[Records about charts and figures]
==================================================
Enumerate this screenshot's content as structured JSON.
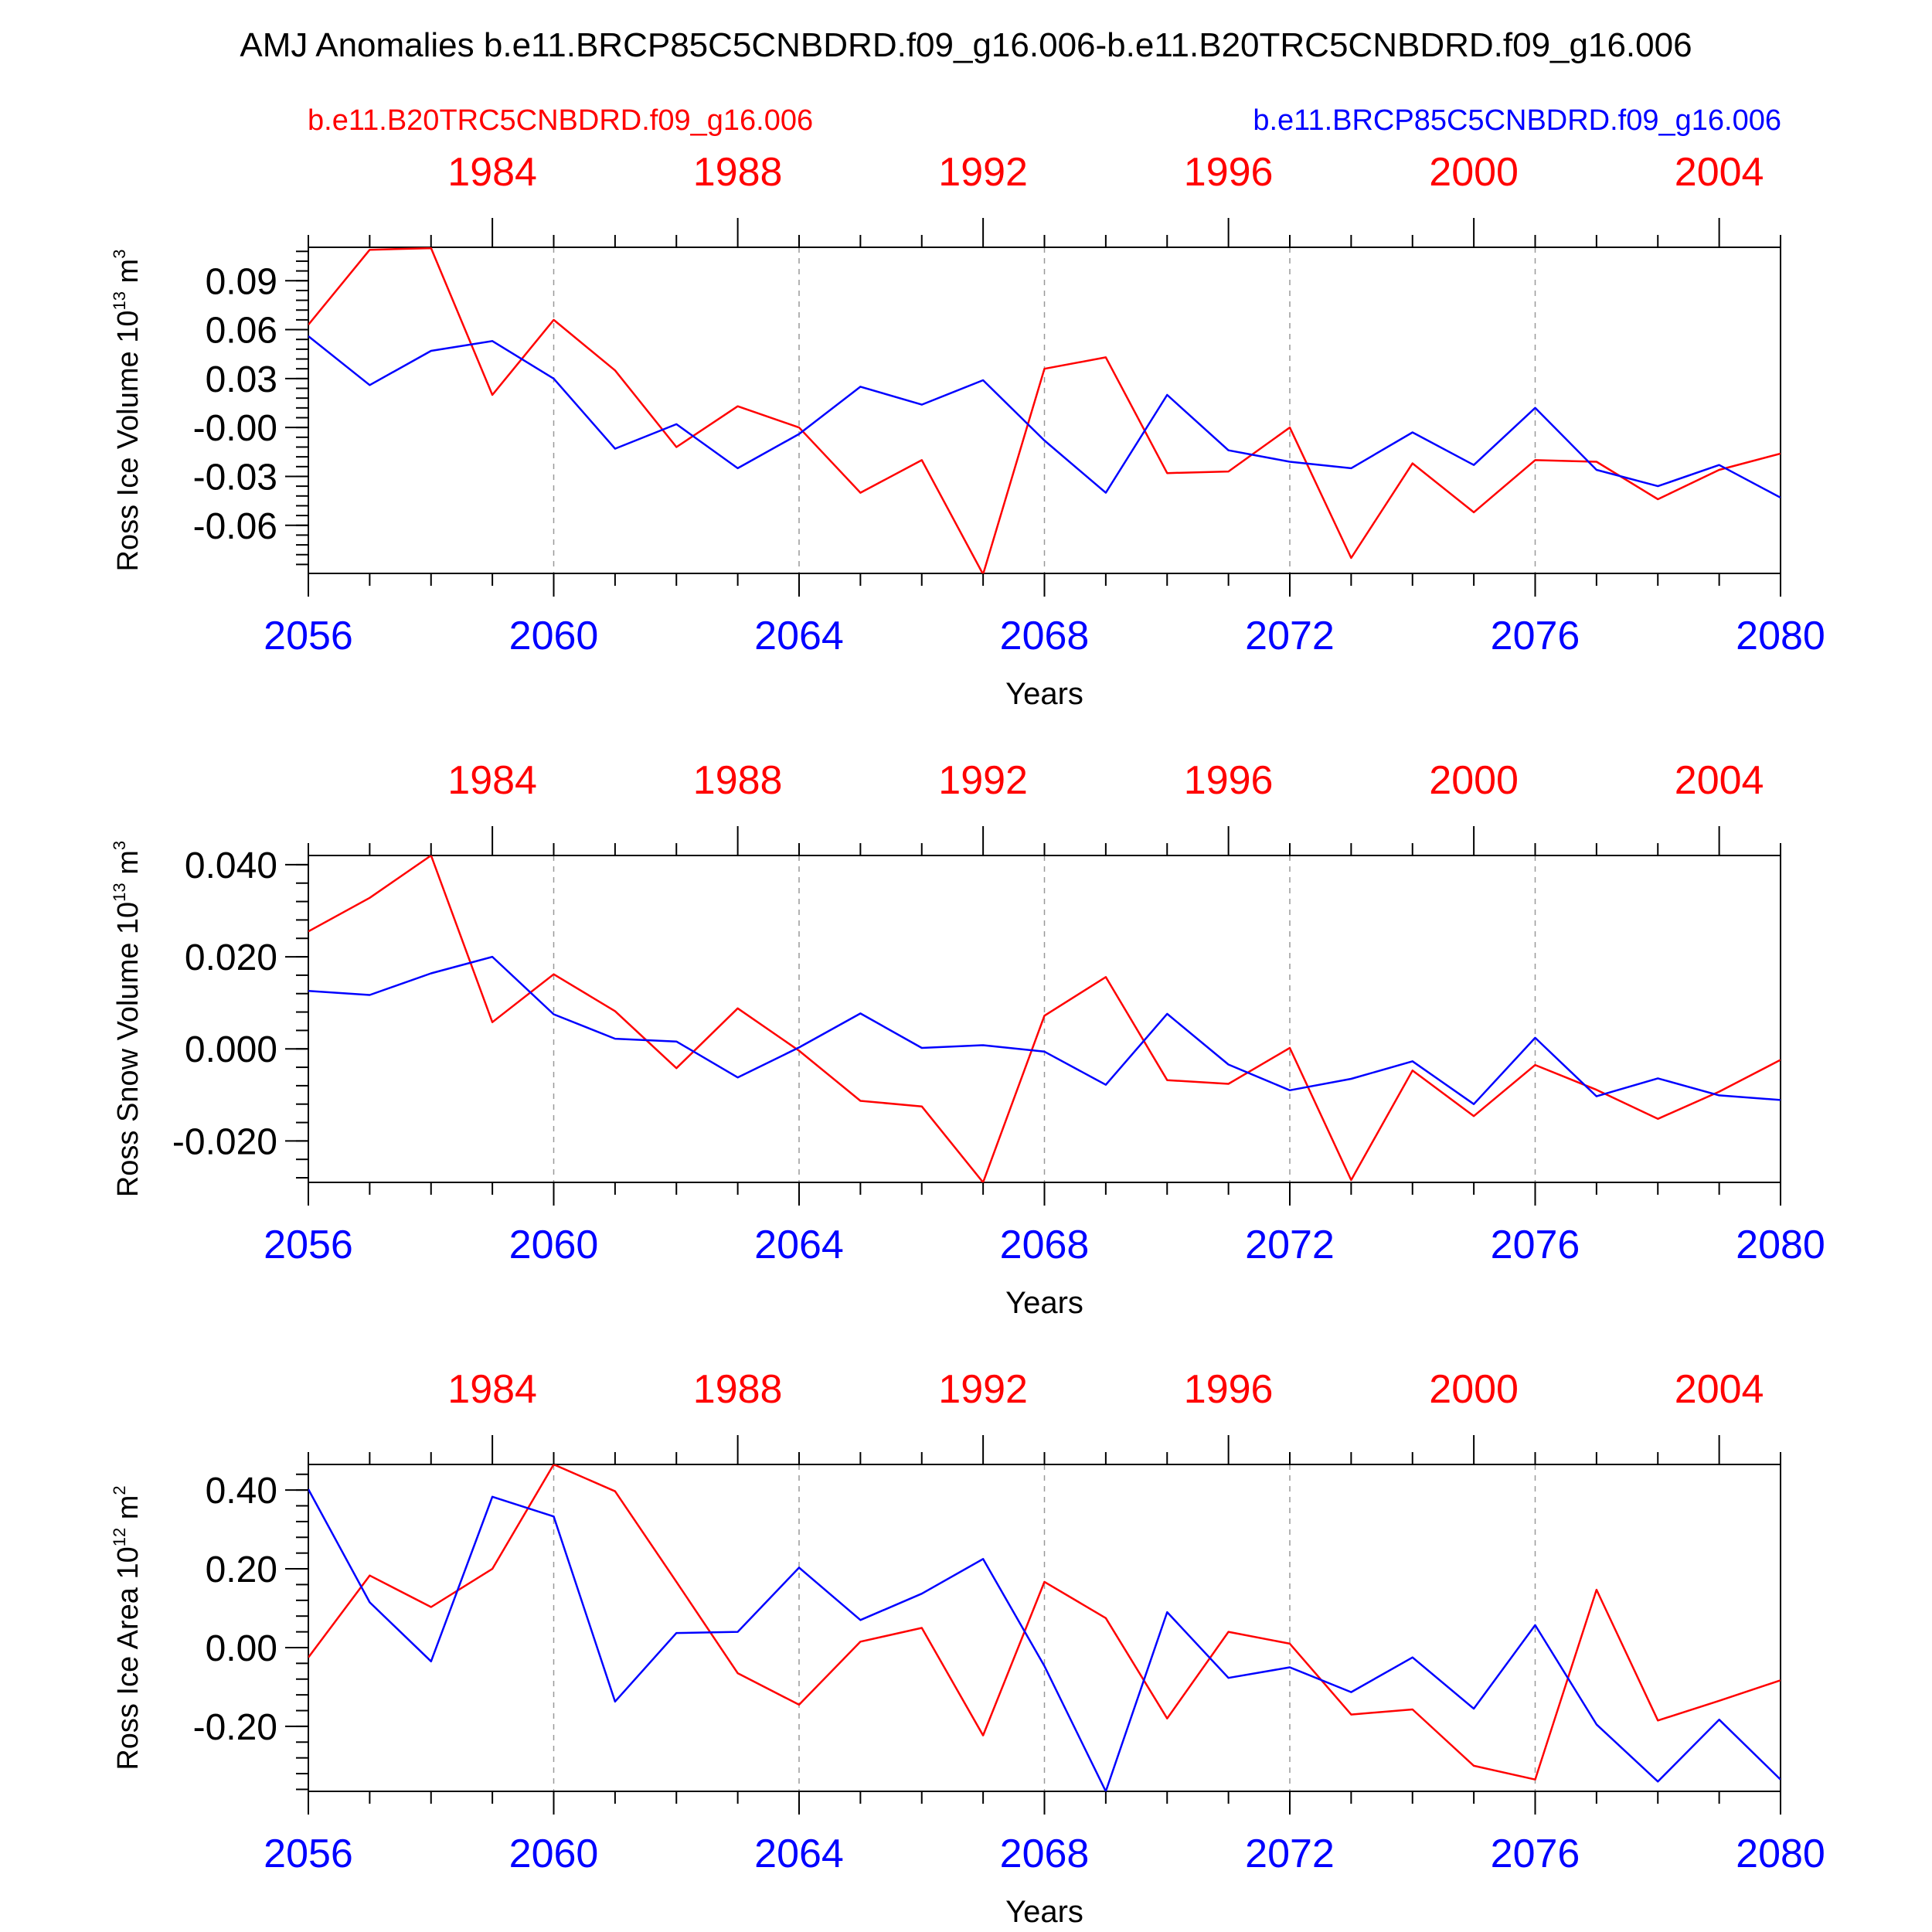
{
  "figure": {
    "title": "AMJ Anomalies b.e11.BRCP85C5CNBDRD.f09_g16.006-b.e11.B20TRC5CNBDRD.f09_g16.006",
    "legend_left": "b.e11.B20TRC5CNBDRD.f09_g16.006",
    "legend_right": "b.e11.BRCP85C5CNBDRD.f09_g16.006",
    "colors": {
      "historical": "#ff0000",
      "future": "#0000ff",
      "axis": "#000000",
      "grid": "#999999"
    }
  },
  "chart_data": [
    {
      "type": "line",
      "ylabel": "Ross Ice Volume 10",
      "ylabel_exp": "13",
      "ylabel_unit": " m",
      "ylabel_unit_exp": "3",
      "xlabel": "Years",
      "x": [
        2056,
        2057,
        2058,
        2059,
        2060,
        2061,
        2062,
        2063,
        2064,
        2065,
        2066,
        2067,
        2068,
        2069,
        2070,
        2071,
        2072,
        2073,
        2074,
        2075,
        2076,
        2077,
        2078,
        2079,
        2080
      ],
      "xlim": [
        2056,
        2080
      ],
      "ylim": [
        -0.0895,
        0.1105
      ],
      "x_ticks": [
        2056,
        2060,
        2064,
        2068,
        2072,
        2076,
        2080
      ],
      "x_tick_labels": [
        "2056",
        "2060",
        "2064",
        "2068",
        "2072",
        "2076",
        "2080"
      ],
      "top_ticks": [
        2059,
        2063,
        2067,
        2071,
        2075,
        2079
      ],
      "top_tick_labels": [
        "1984",
        "1988",
        "1992",
        "1996",
        "2000",
        "2004"
      ],
      "y_ticks": [
        0.09,
        0.06,
        0.03,
        0.0,
        -0.03,
        -0.06
      ],
      "y_tick_labels": [
        "0.09",
        "0.06",
        "0.03",
        "-0.00",
        "-0.03",
        "-0.06"
      ],
      "series": [
        {
          "key": "historical",
          "values": [
            0.063,
            0.109,
            0.11,
            0.02,
            0.066,
            0.035,
            -0.012,
            0.013,
            0.0,
            -0.04,
            -0.02,
            -0.09,
            0.036,
            0.043,
            -0.028,
            -0.027,
            0.0,
            -0.08,
            -0.022,
            -0.052,
            -0.02,
            -0.021,
            -0.044,
            -0.026,
            -0.016
          ]
        },
        {
          "key": "future",
          "values": [
            0.056,
            0.026,
            0.047,
            0.053,
            0.03,
            -0.013,
            0.002,
            -0.025,
            -0.004,
            0.025,
            0.014,
            0.029,
            -0.008,
            -0.04,
            0.02,
            -0.014,
            -0.021,
            -0.025,
            -0.003,
            -0.023,
            0.012,
            -0.026,
            -0.036,
            -0.023,
            -0.043
          ]
        }
      ],
      "grid_x": [
        2060,
        2064,
        2068,
        2072,
        2076
      ]
    },
    {
      "type": "line",
      "ylabel": "Ross Snow Volume 10",
      "ylabel_exp": "13",
      "ylabel_unit": " m",
      "ylabel_unit_exp": "3",
      "xlabel": "Years",
      "x": [
        2056,
        2057,
        2058,
        2059,
        2060,
        2061,
        2062,
        2063,
        2064,
        2065,
        2066,
        2067,
        2068,
        2069,
        2070,
        2071,
        2072,
        2073,
        2074,
        2075,
        2076,
        2077,
        2078,
        2079,
        2080
      ],
      "xlim": [
        2056,
        2080
      ],
      "ylim": [
        -0.029,
        0.042
      ],
      "x_ticks": [
        2056,
        2060,
        2064,
        2068,
        2072,
        2076,
        2080
      ],
      "x_tick_labels": [
        "2056",
        "2060",
        "2064",
        "2068",
        "2072",
        "2076",
        "2080"
      ],
      "top_ticks": [
        2059,
        2063,
        2067,
        2071,
        2075,
        2079
      ],
      "top_tick_labels": [
        "1984",
        "1988",
        "1992",
        "1996",
        "2000",
        "2004"
      ],
      "y_ticks": [
        0.04,
        0.02,
        0.0,
        -0.02
      ],
      "y_tick_labels": [
        "0.040",
        "0.020",
        "0.000",
        "-0.020"
      ],
      "series": [
        {
          "key": "historical",
          "values": [
            0.0255,
            0.0328,
            0.042,
            0.0058,
            0.0162,
            0.0082,
            -0.0042,
            0.0088,
            -0.0004,
            -0.0113,
            -0.0125,
            -0.029,
            0.0072,
            0.0156,
            -0.0068,
            -0.0076,
            0.0002,
            -0.0285,
            -0.0047,
            -0.0146,
            -0.0035,
            -0.0089,
            -0.0152,
            -0.0093,
            -0.0024
          ]
        },
        {
          "key": "future",
          "values": [
            0.0126,
            0.0117,
            0.0164,
            0.02,
            0.0075,
            0.0022,
            0.0016,
            -0.0062,
            0.0003,
            0.0077,
            0.0002,
            0.0008,
            -0.0006,
            -0.0078,
            0.0076,
            -0.0034,
            -0.009,
            -0.0065,
            -0.0027,
            -0.012,
            0.0024,
            -0.0103,
            -0.0064,
            -0.0101,
            -0.0111
          ]
        }
      ],
      "grid_x": [
        2060,
        2064,
        2068,
        2072,
        2076
      ]
    },
    {
      "type": "line",
      "ylabel": "Ross Ice Area 10",
      "ylabel_exp": "12",
      "ylabel_unit": " m",
      "ylabel_unit_exp": "2",
      "xlabel": "Years",
      "x": [
        2056,
        2057,
        2058,
        2059,
        2060,
        2061,
        2062,
        2063,
        2064,
        2065,
        2066,
        2067,
        2068,
        2069,
        2070,
        2071,
        2072,
        2073,
        2074,
        2075,
        2076,
        2077,
        2078,
        2079,
        2080
      ],
      "xlim": [
        2056,
        2080
      ],
      "ylim": [
        -0.365,
        0.465
      ],
      "x_ticks": [
        2056,
        2060,
        2064,
        2068,
        2072,
        2076,
        2080
      ],
      "x_tick_labels": [
        "2056",
        "2060",
        "2064",
        "2068",
        "2072",
        "2076",
        "2080"
      ],
      "top_ticks": [
        2059,
        2063,
        2067,
        2071,
        2075,
        2079
      ],
      "top_tick_labels": [
        "1984",
        "1988",
        "1992",
        "1996",
        "2000",
        "2004"
      ],
      "y_ticks": [
        0.4,
        0.2,
        0.0,
        -0.2
      ],
      "y_tick_labels": [
        "0.40",
        "0.20",
        "0.00",
        "-0.20"
      ],
      "series": [
        {
          "key": "historical",
          "values": [
            -0.025,
            0.183,
            0.103,
            0.2,
            0.465,
            0.397,
            0.167,
            -0.065,
            -0.145,
            0.015,
            0.05,
            -0.223,
            0.167,
            0.075,
            -0.18,
            0.04,
            0.01,
            -0.17,
            -0.157,
            -0.3,
            -0.335,
            0.147,
            -0.185,
            -0.135,
            -0.083
          ]
        },
        {
          "key": "future",
          "values": [
            0.402,
            0.115,
            -0.035,
            0.383,
            0.333,
            -0.137,
            0.037,
            0.04,
            0.203,
            0.07,
            0.137,
            0.225,
            -0.047,
            -0.365,
            0.09,
            -0.077,
            -0.05,
            -0.113,
            -0.025,
            -0.155,
            0.057,
            -0.195,
            -0.34,
            -0.183,
            -0.335
          ]
        }
      ],
      "grid_x": [
        2060,
        2064,
        2068,
        2072,
        2076
      ]
    }
  ]
}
==================================================
§ BRIEF
Filter the listing for the word "Ross" and copy every line that holds it.

§ SOLUTION TO THE EXERCISE
      "ylabel": "Ross Ice Volume 10",
      "ylabel": "Ross Snow Volume 10",
      "ylabel": "Ross Ice Area 10",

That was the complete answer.